→ **TEXT**
· · ·

SageSure signed a definitive agreement to acquire Gemini Financial Holdings Corp., pulling in a cluster of subsidiaries, including Olympus MGA Corp., a key Florida underwriting platform.
Olympus MGA manages policies for Olympus Insurance Co., a Florida carrier built for the mass-affluent homeowners segment.
As part of the deal, Valence Insurance Holdings—parent of SageSure’s carrier partners Auros and Interboro—will also take over Olympus Insurance and captive reinsurer Radiant Ltd.
The transaction builds SageSure’s weight in Florida’s difficult property insurance space. Combined, the businesses represent around 130,000 active policies, roughly $700mn in gross written premium, and a distribution base of 1,500 independent agents across the state.
Operating in Florida the last few years has required sharp discipline and a very specific strategy
Terrence McLean, SageSure president and CEO
“Olympus fits us strategically, and it achieved results before lawmakers pushed through recent changes in the state’s insurance laws. That speaks volumes,” said Terrence McLean.
No financial terms were disclosed. A company spokesperson didn’t return follow-up requests for comment.
To fund the deal, SageSure will expand its debt facility with capital partner Ares Management. Closing is targeted for the first quarter of 2026, pending regulatory approvals and standard closing conditions.
So, one MGA doubles down on Florida at a time when others are pulling back. SageSure thinks the timing works.
SageSure runs as one of the bigger managing general agents in the United States, with a focus on property insurance in regions that carry heavy catastrophe exposure.
The company was built around technology-driven underwriting and distribution, using data modeling to write risks that traditional carriers often shy away from. Its footprint stretches across multiple coastal and storm-prone states, but Florida has long been a proving ground for the business.
The model leans on partnerships with regional insurers and reinsurance capital, which lets SageSure scale without the same balance sheet constraints that weigh on traditional carriers. It pushes product through independent agents and digital platforms, giving it reach into both mainstream and hard-to-serve markets.
While the company is often tied to property coverage, it has steadily expanded into different personal and commercial lines as its carrier network grew.
Executives frame SageSure’s strategy around building sustainable capacity where coverage has become scarce or too expensive.
In practice, that means designing insurance programs that blend catastrophe risk management with investor-backed capital structures. It’s not a conventional insurer, and that distinction has become more visible as volatility in places like Florida forces some competitors to shrink or leave entirely. SageSure’s bet has been to stay, and in many cases, double down.

· · ·

→ **DATA EXCERPTS**
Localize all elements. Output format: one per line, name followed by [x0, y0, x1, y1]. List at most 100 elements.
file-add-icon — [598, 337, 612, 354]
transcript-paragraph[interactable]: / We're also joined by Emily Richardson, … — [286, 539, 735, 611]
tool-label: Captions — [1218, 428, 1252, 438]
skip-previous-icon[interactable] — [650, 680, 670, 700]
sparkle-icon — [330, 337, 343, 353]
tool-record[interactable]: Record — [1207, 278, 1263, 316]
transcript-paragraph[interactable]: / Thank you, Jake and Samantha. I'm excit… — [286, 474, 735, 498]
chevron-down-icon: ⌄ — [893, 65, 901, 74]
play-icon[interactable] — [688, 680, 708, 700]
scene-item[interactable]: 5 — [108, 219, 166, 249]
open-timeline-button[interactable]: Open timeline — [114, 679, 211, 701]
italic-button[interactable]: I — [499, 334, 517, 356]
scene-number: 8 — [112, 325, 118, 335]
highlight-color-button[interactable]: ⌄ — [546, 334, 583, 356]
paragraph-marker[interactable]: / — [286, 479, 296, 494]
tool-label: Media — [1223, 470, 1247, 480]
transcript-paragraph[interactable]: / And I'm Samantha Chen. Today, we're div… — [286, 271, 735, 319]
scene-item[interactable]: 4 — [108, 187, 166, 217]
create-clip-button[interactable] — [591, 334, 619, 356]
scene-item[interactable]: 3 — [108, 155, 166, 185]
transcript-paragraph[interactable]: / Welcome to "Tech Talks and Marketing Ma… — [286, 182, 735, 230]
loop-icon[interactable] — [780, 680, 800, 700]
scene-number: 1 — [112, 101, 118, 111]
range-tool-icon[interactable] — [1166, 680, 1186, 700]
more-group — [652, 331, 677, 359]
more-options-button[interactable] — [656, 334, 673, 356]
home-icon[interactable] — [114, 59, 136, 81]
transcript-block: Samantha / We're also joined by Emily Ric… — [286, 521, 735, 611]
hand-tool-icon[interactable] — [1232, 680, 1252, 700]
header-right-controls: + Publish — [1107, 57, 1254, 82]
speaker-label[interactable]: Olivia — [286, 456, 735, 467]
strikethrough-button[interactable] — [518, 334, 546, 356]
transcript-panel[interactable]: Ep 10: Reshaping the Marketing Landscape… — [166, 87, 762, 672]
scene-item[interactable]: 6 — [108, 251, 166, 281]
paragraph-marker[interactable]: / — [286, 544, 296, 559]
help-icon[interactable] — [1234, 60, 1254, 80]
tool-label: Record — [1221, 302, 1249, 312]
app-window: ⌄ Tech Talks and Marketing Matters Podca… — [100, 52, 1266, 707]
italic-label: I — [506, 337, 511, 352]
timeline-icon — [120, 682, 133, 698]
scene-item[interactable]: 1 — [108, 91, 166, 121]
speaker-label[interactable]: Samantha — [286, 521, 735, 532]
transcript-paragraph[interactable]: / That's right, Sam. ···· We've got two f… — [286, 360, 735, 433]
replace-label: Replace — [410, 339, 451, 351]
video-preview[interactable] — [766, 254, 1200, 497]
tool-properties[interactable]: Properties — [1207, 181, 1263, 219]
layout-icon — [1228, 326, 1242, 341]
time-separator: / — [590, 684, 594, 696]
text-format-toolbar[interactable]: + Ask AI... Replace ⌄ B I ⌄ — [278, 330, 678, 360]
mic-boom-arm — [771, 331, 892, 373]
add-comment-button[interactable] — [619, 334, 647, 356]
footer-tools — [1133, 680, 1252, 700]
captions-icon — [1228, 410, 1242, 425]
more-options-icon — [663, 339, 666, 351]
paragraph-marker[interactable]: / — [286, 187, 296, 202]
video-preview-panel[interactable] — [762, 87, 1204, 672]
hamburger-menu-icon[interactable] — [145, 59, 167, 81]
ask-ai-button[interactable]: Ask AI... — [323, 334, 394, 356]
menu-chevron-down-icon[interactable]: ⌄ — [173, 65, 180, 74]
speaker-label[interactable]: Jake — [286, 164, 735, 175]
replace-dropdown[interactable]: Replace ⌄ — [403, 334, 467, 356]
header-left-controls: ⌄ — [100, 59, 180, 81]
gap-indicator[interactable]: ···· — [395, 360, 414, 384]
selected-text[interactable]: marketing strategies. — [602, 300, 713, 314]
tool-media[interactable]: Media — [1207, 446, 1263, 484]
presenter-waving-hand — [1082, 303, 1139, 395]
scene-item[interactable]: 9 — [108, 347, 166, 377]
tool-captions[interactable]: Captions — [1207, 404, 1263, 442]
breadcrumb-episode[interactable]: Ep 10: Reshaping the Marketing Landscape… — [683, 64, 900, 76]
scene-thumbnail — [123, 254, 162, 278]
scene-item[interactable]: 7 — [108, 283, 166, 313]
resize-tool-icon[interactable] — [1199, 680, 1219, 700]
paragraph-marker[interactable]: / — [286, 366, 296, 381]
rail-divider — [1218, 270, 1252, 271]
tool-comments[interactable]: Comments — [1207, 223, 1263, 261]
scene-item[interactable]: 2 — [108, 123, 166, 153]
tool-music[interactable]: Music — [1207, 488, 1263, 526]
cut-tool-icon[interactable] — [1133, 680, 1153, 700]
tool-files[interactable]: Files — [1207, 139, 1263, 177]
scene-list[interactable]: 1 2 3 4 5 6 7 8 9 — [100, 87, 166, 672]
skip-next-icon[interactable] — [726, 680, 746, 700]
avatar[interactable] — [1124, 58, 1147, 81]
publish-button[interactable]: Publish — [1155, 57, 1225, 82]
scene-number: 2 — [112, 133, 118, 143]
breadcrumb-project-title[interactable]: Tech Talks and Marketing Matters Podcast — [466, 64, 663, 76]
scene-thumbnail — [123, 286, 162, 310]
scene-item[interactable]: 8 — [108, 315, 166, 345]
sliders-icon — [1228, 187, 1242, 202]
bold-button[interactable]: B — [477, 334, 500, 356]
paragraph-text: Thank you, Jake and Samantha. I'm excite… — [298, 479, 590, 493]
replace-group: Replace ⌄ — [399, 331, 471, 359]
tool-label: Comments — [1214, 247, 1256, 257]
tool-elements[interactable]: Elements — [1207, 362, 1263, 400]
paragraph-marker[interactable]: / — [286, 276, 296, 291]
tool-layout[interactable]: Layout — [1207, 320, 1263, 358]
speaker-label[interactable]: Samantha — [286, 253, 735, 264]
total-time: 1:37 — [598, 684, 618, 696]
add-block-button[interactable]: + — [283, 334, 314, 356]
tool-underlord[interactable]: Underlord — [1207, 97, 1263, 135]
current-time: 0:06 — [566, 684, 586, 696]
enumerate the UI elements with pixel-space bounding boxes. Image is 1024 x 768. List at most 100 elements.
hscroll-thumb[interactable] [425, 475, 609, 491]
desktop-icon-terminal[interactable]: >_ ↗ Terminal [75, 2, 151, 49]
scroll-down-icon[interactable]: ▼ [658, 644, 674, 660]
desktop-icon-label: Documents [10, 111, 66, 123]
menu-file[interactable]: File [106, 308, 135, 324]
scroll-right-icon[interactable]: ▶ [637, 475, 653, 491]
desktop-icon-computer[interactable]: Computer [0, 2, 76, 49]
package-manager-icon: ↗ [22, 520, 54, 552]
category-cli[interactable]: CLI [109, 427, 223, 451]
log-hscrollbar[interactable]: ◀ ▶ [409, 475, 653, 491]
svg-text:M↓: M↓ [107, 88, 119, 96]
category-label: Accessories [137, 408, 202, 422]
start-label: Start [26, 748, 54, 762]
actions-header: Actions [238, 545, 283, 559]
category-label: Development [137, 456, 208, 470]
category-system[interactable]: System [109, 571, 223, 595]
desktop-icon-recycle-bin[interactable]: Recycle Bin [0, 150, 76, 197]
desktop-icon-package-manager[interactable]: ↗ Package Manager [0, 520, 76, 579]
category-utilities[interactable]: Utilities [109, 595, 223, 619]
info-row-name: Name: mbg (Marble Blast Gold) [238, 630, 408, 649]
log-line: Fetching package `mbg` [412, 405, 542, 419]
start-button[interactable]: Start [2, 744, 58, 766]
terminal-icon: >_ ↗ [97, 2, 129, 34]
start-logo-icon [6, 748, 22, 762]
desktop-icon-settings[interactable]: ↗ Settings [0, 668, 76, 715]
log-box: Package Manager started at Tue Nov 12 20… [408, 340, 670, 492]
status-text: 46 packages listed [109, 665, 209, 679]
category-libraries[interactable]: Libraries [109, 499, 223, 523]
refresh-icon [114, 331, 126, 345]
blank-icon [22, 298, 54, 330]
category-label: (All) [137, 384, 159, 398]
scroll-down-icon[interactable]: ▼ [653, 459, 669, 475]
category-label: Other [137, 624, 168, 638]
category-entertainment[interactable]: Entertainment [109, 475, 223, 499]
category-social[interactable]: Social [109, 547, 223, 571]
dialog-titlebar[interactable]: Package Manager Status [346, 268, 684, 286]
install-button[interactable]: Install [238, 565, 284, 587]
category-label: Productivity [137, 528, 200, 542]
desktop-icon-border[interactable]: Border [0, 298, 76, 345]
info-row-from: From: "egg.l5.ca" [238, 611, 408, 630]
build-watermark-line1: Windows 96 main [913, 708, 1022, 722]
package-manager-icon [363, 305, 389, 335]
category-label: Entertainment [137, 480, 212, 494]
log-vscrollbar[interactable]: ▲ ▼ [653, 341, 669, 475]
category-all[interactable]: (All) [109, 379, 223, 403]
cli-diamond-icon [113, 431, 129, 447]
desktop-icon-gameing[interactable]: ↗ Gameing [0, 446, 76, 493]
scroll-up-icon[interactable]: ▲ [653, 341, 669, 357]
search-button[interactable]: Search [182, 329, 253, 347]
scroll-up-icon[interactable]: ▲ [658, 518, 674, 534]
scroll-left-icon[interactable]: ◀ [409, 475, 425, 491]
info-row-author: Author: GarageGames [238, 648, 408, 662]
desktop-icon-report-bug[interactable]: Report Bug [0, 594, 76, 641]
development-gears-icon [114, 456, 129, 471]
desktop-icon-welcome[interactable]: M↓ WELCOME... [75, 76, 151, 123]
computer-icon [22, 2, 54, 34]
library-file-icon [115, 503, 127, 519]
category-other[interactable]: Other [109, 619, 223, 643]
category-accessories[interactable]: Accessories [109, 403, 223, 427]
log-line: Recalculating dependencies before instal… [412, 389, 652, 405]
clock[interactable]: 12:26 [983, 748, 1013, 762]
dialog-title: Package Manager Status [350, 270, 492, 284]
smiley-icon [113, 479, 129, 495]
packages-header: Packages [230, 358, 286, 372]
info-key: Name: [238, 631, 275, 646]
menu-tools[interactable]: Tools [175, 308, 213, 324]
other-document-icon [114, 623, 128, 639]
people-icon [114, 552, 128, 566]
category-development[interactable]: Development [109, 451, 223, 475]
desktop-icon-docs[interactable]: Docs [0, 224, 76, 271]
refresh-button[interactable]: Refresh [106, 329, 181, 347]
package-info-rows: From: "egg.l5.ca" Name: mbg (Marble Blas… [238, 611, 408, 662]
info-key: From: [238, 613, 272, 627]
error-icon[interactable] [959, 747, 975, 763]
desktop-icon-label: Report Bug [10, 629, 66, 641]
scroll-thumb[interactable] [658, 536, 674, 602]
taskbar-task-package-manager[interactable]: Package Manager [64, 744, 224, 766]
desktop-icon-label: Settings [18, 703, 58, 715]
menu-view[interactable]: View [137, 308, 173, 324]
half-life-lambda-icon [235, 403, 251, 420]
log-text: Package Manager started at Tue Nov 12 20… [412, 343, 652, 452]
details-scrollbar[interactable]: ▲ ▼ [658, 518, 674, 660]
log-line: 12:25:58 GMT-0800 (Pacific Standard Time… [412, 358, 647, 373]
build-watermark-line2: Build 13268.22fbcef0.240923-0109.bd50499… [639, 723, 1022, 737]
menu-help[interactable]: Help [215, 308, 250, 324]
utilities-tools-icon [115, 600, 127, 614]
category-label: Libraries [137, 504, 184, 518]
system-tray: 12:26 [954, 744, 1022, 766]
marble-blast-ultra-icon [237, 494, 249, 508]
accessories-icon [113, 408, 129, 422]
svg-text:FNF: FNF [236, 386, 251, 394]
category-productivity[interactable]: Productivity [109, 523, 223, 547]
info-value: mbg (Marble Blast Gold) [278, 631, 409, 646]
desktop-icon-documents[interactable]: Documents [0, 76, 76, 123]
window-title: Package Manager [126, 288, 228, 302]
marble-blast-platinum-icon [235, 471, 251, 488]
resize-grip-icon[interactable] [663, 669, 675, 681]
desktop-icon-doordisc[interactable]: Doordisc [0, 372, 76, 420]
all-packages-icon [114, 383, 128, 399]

· · ·

→ **WORK INSTRUCTION 1**
Decide whether each statement agrees with the SageSure article, answering yes or no and quoting the words of the article that settle it: (a) Closing of the deal is targeted for the first quarter of 2026. (b) The financial terms of the deal were disclosed. (c) The combined businesses have a distribution base of 3,000 independent agents.
→ **WORK INSTRUCTION 2**
Please reproduce the SageSure article word for word from "While the company" to "cases, double down.".
The records have nothing to do with the SageSure article.

→ **EXERCISE RESPONSE 1**
(a) Yes: "Closing is targeted for the first quarter of 2026"
(b) No: "No financial terms were disclosed."
(c) No: "a distribution base of 1,500 independent agents across the state"

→ **EXERCISE RESPONSE 2**
While the company is often tied to property coverage, it has steadily expanded into different personal and commercial lines as its carrier network grew.
Executives frame SageSure’s strategy around building sustainable capacity where coverage has become scarce or too expensive.
In practice, that means designing insurance programs that blend catastrophe risk management with investor-backed capital structures. It’s not a conventional insurer, and that distinction has become more visible as volatility in places like Florida forces some competitors to shrink or leave entirely. SageSure’s bet has been to stay, and in many cases, double down.